AIM OF THE EXERCISE: Repeat every line of the material, character for character.

RECORDS PROVIDED:
----------

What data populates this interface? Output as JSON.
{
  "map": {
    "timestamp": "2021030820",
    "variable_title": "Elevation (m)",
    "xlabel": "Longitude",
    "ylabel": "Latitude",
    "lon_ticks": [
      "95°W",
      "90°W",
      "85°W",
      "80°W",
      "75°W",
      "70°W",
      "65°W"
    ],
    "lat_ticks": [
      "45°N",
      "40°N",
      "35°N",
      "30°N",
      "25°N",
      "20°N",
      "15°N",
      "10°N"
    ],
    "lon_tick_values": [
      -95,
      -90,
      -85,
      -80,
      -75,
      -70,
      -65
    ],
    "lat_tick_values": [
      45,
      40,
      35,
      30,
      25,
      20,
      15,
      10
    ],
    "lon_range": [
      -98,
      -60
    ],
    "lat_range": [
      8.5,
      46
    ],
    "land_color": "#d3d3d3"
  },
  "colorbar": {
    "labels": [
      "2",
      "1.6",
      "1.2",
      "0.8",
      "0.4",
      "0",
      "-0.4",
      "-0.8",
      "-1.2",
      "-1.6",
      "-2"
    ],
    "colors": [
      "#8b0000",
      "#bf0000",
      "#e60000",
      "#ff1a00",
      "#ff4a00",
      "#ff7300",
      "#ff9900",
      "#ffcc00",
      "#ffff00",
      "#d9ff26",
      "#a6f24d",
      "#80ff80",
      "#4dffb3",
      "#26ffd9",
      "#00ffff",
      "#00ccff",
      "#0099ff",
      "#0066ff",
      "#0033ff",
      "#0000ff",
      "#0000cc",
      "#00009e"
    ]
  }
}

----------

SOLUTION FOR THIS EXERCISE:
What data populates this interface? Output as JSON.
{
  "map": {
    "timestamp": "2021030820",
    "variable_title": "Elevation (m)",
    "xlabel": "Longitude",
    "ylabel": "Latitude",
    "lon_ticks": [
      "95°W",
      "90°W",
      "85°W",
      "80°W",
      "75°W",
      "70°W",
      "65°W"
    ],
    "lat_ticks": [
      "45°N",
      "40°N",
      "35°N",
      "30°N",
      "25°N",
      "20°N",
      "15°N",
      "10°N"
    ],
    "lon_tick_values": [
      -95,
      -90,
      -85,
      -80,
      -75,
      -70,
      -65
    ],
    "lat_tick_values": [
      45,
      40,
      35,
      30,
      25,
      20,
      15,
      10
    ],
    "lon_range": [
      -98,
      -60
    ],
    "lat_range": [
      8.5,
      46
    ],
    "land_color": "#d3d3d3"
  },
  "colorbar": {
    "labels": [
      "2",
      "1.6",
      "1.2",
      "0.8",
      "0.4",
      "0",
      "-0.4",
      "-0.8",
      "-1.2",
      "-1.6",
      "-2"
    ],
    "colors": [
      "#8b0000",
      "#bf0000",
      "#e60000",
      "#ff1a00",
      "#ff4a00",
      "#ff7300",
      "#ff9900",
      "#ffcc00",
      "#ffff00",
      "#d9ff26",
      "#a6f24d",
      "#80ff80",
      "#4dffb3",
      "#26ffd9",
      "#00ffff",
      "#00ccff",
      "#0099ff",
      "#0066ff",
      "#0033ff",
      "#0000ff",
      "#0000cc",
      "#00009e"
    ]
  }
}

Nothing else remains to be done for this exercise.